## Problem requirements
Copy each line in which the string "тести" occurs.

## Listed records
##########
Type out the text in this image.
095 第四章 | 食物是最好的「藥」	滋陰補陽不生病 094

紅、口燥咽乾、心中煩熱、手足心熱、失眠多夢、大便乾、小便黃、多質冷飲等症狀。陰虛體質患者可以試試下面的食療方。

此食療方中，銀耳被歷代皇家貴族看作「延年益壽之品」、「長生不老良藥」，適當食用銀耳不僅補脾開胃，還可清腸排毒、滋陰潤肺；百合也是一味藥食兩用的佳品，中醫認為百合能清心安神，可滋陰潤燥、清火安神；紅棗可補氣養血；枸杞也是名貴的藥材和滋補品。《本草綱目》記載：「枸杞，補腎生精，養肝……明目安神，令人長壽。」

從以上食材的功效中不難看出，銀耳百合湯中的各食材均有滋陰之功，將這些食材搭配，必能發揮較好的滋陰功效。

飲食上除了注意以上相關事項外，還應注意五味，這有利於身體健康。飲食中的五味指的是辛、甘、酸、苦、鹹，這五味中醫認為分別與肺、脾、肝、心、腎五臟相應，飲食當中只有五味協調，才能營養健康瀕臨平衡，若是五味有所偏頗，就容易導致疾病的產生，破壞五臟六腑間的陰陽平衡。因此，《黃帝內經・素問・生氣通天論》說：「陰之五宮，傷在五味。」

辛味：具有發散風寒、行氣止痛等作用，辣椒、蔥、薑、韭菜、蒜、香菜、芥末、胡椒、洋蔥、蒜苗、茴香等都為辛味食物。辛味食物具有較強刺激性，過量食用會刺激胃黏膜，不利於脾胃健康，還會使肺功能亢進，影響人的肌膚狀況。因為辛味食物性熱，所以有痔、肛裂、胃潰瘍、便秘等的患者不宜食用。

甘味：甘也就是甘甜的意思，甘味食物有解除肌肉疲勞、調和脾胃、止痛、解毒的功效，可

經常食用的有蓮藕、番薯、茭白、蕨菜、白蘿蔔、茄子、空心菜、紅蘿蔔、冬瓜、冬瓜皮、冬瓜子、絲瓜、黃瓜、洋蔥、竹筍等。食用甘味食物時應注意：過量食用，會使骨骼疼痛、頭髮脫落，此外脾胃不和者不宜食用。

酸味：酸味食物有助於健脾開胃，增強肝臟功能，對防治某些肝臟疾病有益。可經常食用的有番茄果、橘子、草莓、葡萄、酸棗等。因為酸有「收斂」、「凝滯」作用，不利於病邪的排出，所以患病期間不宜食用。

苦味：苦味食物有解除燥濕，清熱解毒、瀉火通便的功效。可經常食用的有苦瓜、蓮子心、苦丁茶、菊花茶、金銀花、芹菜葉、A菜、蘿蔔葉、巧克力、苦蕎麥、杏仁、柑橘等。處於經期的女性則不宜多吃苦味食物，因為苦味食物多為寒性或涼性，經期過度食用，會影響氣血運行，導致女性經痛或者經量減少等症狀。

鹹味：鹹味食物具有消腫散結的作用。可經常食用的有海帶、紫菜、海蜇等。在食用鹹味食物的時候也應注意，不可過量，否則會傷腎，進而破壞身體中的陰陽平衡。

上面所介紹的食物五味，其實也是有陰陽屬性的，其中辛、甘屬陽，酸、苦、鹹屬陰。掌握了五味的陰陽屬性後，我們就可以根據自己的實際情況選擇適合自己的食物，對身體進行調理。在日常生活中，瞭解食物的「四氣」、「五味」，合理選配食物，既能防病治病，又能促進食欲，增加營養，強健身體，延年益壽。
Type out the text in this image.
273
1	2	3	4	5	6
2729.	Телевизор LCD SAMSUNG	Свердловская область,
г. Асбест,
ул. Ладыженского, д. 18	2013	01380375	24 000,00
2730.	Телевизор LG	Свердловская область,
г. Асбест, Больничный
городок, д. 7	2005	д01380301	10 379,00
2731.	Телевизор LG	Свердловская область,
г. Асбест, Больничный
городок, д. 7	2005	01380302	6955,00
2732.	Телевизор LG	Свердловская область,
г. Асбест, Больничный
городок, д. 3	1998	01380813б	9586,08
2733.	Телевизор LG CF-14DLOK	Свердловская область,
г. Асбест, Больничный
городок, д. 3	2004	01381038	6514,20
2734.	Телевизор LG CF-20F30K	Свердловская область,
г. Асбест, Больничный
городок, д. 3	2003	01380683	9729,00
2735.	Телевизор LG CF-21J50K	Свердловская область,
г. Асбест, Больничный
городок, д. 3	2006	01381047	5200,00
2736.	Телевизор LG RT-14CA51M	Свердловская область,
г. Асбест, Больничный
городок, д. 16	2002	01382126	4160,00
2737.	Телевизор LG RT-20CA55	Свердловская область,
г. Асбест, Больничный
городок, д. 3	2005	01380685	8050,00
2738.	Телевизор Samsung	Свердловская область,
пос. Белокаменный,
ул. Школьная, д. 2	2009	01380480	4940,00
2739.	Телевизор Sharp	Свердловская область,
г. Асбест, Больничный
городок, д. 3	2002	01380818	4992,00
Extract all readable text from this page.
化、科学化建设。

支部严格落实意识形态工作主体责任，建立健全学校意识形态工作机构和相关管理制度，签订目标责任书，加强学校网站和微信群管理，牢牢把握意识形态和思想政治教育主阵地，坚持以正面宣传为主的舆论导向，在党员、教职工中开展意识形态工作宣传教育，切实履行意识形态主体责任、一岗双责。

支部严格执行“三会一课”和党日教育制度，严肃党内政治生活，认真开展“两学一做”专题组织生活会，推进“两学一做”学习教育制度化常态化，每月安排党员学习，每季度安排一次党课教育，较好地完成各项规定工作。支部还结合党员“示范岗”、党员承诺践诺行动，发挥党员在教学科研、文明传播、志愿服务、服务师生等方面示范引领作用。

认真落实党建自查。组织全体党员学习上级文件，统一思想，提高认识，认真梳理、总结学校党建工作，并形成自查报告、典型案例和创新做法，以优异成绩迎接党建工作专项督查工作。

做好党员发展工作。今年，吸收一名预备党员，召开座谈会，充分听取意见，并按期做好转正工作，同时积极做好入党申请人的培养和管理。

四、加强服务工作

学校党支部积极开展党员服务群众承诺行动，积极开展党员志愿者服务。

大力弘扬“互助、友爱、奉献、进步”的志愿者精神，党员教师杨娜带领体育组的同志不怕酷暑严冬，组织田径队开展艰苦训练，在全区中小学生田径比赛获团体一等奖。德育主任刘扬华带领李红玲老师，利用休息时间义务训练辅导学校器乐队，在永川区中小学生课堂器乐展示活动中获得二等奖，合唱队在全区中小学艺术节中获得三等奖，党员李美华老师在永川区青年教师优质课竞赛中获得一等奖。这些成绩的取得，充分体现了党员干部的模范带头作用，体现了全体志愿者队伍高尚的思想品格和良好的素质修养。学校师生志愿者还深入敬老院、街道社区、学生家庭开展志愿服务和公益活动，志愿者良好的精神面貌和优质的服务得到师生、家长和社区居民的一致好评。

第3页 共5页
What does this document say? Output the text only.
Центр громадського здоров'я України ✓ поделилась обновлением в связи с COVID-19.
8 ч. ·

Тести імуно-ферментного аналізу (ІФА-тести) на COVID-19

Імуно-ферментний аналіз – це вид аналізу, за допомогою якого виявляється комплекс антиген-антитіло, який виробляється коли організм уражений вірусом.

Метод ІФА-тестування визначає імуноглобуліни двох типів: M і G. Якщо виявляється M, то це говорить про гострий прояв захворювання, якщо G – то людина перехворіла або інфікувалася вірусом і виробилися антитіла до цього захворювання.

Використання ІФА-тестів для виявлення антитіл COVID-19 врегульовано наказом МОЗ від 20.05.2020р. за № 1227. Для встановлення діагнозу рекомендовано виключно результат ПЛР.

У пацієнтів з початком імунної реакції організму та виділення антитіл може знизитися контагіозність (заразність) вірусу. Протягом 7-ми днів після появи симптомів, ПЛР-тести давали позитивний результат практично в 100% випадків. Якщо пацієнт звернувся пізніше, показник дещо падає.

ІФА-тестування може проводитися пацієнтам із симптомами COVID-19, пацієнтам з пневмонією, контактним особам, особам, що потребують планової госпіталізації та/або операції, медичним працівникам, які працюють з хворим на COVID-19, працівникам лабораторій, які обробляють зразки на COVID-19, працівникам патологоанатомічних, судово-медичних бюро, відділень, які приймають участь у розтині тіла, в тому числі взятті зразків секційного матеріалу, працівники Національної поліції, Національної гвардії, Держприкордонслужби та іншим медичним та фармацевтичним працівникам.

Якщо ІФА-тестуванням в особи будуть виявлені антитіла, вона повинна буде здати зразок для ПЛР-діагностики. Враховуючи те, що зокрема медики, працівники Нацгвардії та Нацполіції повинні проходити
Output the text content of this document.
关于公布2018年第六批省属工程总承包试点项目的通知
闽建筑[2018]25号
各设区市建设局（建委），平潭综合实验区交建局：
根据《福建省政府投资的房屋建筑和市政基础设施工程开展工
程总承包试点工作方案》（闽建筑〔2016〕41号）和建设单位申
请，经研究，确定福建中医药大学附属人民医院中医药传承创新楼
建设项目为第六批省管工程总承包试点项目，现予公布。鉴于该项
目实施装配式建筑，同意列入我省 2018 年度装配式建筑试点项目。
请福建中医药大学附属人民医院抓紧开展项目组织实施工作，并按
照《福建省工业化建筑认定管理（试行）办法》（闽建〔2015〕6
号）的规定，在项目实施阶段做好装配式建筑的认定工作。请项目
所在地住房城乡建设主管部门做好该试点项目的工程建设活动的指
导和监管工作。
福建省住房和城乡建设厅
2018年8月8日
##########
## Written reply
Тести імуно-ферментного аналізу (ІФА-тести) на COVID-19
У пацієнтів з початком імунної реакції організму та виділення антитіл може знизитися контагіозність (заразність) вірусу. Протягом 7-ми днів після появи симптомів, ПЛР-тести давали позитивний результат практично в 100% випадків. Якщо пацієнт звернувся пізніше, показник дещо падає.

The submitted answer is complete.